→ Task description
Write out each line from the data below that includes the word "горки".

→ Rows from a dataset
──────────
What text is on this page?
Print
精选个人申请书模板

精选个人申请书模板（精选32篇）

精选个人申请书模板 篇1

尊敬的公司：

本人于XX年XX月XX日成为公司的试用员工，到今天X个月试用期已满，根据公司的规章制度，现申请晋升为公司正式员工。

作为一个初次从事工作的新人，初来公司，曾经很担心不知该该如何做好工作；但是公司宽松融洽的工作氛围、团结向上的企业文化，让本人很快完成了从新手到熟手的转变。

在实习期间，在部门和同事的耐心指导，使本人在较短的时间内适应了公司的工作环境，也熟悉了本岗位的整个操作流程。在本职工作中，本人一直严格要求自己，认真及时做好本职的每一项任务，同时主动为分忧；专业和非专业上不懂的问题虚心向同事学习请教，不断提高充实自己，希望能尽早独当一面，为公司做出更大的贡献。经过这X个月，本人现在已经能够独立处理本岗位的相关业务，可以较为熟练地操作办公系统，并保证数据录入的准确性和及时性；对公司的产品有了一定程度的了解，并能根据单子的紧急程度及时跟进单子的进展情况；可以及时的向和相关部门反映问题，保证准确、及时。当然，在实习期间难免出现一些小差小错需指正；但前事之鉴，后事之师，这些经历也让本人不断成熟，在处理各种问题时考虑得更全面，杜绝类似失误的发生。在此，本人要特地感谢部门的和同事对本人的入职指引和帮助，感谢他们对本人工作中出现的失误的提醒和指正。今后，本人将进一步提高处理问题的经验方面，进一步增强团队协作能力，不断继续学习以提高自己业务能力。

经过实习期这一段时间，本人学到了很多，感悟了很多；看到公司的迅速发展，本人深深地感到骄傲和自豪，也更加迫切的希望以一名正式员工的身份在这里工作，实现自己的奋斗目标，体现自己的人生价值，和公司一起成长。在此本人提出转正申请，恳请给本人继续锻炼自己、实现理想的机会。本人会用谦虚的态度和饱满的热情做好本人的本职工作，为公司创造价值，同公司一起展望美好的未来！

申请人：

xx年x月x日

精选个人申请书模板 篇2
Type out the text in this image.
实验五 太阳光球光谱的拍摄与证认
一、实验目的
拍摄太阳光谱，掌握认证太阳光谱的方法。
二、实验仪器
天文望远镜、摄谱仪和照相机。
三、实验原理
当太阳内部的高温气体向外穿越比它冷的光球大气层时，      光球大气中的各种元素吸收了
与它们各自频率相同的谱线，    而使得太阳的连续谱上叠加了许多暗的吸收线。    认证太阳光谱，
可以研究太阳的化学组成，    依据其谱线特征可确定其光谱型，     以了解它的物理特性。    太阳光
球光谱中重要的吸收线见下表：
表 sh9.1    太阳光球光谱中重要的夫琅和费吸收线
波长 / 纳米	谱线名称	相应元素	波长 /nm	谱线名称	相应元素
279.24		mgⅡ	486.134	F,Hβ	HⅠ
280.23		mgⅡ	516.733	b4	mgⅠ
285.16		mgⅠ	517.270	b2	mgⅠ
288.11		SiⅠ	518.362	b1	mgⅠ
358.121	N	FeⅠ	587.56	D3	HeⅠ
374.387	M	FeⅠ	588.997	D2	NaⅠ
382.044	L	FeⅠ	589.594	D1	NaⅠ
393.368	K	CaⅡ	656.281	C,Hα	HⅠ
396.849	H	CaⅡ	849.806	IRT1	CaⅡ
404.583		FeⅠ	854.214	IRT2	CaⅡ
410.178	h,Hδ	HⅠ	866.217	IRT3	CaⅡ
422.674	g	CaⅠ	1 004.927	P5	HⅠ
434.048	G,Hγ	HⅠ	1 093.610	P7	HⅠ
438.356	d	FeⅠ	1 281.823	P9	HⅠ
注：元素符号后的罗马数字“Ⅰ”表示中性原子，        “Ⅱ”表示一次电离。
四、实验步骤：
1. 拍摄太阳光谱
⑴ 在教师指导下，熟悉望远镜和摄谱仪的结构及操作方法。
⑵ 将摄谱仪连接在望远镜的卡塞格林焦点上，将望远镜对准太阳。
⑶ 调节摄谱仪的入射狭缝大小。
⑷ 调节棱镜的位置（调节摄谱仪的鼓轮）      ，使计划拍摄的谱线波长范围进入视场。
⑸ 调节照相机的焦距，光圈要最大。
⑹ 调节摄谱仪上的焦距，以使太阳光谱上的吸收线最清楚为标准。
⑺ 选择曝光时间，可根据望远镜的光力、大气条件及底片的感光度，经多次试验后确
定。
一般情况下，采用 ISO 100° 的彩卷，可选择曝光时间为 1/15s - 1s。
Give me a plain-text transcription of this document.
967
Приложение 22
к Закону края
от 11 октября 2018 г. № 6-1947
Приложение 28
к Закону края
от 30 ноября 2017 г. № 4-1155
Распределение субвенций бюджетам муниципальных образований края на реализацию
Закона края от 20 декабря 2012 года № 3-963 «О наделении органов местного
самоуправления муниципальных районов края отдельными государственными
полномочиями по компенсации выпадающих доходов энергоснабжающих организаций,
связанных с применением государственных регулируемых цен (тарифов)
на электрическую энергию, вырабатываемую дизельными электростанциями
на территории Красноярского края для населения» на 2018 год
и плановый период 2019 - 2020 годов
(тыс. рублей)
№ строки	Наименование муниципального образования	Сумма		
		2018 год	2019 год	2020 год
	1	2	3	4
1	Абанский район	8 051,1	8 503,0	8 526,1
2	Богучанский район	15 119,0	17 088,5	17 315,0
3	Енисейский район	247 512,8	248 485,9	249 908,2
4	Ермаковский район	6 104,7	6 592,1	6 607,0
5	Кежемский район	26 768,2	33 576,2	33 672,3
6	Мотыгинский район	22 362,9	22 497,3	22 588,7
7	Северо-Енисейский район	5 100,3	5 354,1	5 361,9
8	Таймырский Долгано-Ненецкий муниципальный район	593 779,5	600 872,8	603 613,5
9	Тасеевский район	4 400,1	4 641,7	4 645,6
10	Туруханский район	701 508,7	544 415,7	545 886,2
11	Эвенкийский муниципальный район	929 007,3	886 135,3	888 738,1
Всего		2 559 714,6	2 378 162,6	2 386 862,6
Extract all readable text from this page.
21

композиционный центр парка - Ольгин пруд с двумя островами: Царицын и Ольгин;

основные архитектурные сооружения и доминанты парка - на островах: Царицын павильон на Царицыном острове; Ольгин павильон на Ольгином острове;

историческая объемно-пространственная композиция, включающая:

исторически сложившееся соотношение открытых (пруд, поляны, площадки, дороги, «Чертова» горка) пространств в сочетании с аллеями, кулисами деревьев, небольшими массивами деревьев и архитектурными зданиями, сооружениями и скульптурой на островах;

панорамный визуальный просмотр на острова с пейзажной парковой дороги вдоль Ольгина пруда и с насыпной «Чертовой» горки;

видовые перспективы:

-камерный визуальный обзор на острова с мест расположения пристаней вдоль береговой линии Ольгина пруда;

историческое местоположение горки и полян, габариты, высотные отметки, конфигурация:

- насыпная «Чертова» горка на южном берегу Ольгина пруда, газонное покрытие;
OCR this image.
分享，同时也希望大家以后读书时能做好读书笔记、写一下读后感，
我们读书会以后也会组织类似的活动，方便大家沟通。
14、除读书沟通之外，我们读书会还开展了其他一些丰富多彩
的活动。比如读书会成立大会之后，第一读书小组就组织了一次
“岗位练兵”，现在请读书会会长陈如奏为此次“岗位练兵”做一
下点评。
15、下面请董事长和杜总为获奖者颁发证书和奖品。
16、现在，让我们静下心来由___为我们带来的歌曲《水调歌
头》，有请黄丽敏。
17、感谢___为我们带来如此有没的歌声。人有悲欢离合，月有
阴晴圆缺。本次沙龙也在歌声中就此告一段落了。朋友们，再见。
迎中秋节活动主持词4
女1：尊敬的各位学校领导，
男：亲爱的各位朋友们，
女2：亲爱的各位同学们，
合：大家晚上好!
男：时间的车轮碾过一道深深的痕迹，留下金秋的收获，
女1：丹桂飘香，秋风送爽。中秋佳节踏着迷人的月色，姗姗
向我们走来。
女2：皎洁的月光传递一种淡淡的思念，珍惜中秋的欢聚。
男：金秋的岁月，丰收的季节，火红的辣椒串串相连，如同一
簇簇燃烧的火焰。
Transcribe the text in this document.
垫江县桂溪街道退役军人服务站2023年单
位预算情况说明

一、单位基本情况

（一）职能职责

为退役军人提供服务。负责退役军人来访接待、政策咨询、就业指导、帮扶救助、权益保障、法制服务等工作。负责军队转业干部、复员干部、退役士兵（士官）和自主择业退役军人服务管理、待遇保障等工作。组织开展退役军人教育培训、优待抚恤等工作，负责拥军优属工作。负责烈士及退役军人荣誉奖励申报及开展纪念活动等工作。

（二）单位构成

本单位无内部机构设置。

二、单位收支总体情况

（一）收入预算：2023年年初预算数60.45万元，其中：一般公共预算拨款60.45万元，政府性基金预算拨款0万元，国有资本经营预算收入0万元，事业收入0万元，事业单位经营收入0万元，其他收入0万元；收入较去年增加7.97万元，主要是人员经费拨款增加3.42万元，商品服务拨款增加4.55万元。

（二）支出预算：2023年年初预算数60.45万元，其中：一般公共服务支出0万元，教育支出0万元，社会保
──────────
→ Task answer
панорамный визуальный просмотр на острова с пейзажной парковой дороги вдоль Ольгина пруда и с насыпной «Чертовой» горки;
историческое местоположение горки и полян, габариты, высотные отметки, конфигурация:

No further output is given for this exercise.